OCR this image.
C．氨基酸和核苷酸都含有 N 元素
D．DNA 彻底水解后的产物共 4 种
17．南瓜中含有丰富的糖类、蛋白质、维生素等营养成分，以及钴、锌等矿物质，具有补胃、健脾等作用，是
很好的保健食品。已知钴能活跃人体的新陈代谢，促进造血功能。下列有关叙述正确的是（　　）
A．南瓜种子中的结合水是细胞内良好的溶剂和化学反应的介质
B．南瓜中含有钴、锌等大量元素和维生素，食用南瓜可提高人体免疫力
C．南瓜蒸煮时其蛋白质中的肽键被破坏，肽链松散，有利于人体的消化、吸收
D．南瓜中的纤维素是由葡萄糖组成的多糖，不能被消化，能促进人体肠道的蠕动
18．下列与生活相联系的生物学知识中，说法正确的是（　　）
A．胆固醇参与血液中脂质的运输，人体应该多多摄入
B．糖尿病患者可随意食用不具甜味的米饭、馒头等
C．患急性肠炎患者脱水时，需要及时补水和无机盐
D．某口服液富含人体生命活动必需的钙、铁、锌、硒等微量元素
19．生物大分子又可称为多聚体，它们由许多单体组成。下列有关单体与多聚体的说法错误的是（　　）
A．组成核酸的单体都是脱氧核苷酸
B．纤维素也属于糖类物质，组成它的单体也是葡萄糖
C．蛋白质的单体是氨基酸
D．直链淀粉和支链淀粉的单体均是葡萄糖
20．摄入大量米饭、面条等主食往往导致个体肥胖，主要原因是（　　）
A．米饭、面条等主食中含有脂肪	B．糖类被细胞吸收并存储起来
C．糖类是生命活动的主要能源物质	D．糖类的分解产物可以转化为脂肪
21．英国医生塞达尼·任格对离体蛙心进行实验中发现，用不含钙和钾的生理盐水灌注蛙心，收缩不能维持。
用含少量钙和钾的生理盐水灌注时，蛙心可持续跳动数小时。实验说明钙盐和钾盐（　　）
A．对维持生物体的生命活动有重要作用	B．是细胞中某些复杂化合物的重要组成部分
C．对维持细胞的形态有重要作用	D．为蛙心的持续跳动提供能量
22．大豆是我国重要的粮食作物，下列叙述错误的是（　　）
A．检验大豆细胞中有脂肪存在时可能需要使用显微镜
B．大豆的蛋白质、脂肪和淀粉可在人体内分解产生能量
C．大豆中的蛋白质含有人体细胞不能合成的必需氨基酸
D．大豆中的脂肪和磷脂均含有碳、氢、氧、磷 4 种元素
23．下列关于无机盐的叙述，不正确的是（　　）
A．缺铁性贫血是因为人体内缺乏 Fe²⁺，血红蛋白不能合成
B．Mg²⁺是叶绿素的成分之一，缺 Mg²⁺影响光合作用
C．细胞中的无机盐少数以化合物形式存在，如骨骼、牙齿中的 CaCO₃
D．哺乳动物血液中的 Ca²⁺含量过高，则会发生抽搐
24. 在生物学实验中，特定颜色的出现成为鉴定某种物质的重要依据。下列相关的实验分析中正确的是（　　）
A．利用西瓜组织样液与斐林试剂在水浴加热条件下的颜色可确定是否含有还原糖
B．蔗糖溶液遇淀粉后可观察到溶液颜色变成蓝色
*****
### GIVEN TASK
Your task is to quote the listing above word for word.

### ANSWER
OCR this image.
C．氨基酸和核苷酸都含有 N 元素
D．DNA 彻底水解后的产物共 4 种
17．南瓜中含有丰富的糖类、蛋白质、维生素等营养成分，以及钴、锌等矿物质，具有补胃、健脾等作用，是
很好的保健食品。已知钴能活跃人体的新陈代谢，促进造血功能。下列有关叙述正确的是（　　）
A．南瓜种子中的结合水是细胞内良好的溶剂和化学反应的介质
B．南瓜中含有钴、锌等大量元素和维生素，食用南瓜可提高人体免疫力
C．南瓜蒸煮时其蛋白质中的肽键被破坏，肽链松散，有利于人体的消化、吸收
D．南瓜中的纤维素是由葡萄糖组成的多糖，不能被消化，能促进人体肠道的蠕动
18．下列与生活相联系的生物学知识中，说法正确的是（　　）
A．胆固醇参与血液中脂质的运输，人体应该多多摄入
B．糖尿病患者可随意食用不具甜味的米饭、馒头等
C．患急性肠炎患者脱水时，需要及时补水和无机盐
D．某口服液富含人体生命活动必需的钙、铁、锌、硒等微量元素
19．生物大分子又可称为多聚体，它们由许多单体组成。下列有关单体与多聚体的说法错误的是（　　）
A．组成核酸的单体都是脱氧核苷酸
B．纤维素也属于糖类物质，组成它的单体也是葡萄糖
C．蛋白质的单体是氨基酸
D．直链淀粉和支链淀粉的单体均是葡萄糖
20．摄入大量米饭、面条等主食往往导致个体肥胖，主要原因是（　　）
A．米饭、面条等主食中含有脂肪	B．糖类被细胞吸收并存储起来
C．糖类是生命活动的主要能源物质	D．糖类的分解产物可以转化为脂肪
21．英国医生塞达尼·任格对离体蛙心进行实验中发现，用不含钙和钾的生理盐水灌注蛙心，收缩不能维持。
用含少量钙和钾的生理盐水灌注时，蛙心可持续跳动数小时。实验说明钙盐和钾盐（　　）
A．对维持生物体的生命活动有重要作用	B．是细胞中某些复杂化合物的重要组成部分
C．对维持细胞的形态有重要作用	D．为蛙心的持续跳动提供能量
22．大豆是我国重要的粮食作物，下列叙述错误的是（　　）
A．检验大豆细胞中有脂肪存在时可能需要使用显微镜
B．大豆的蛋白质、脂肪和淀粉可在人体内分解产生能量
C．大豆中的蛋白质含有人体细胞不能合成的必需氨基酸
D．大豆中的脂肪和磷脂均含有碳、氢、氧、磷 4 种元素
23．下列关于无机盐的叙述，不正确的是（　　）
A．缺铁性贫血是因为人体内缺乏 Fe²⁺，血红蛋白不能合成
B．Mg²⁺是叶绿素的成分之一，缺 Mg²⁺影响光合作用
C．细胞中的无机盐少数以化合物形式存在，如骨骼、牙齿中的 CaCO₃
D．哺乳动物血液中的 Ca²⁺含量过高，则会发生抽搐
24. 在生物学实验中，特定颜色的出现成为鉴定某种物质的重要依据。下列相关的实验分析中正确的是（　　）
A．利用西瓜组织样液与斐林试剂在水浴加热条件下的颜色可确定是否含有还原糖
B．蔗糖溶液遇淀粉后可观察到溶液颜色变成蓝色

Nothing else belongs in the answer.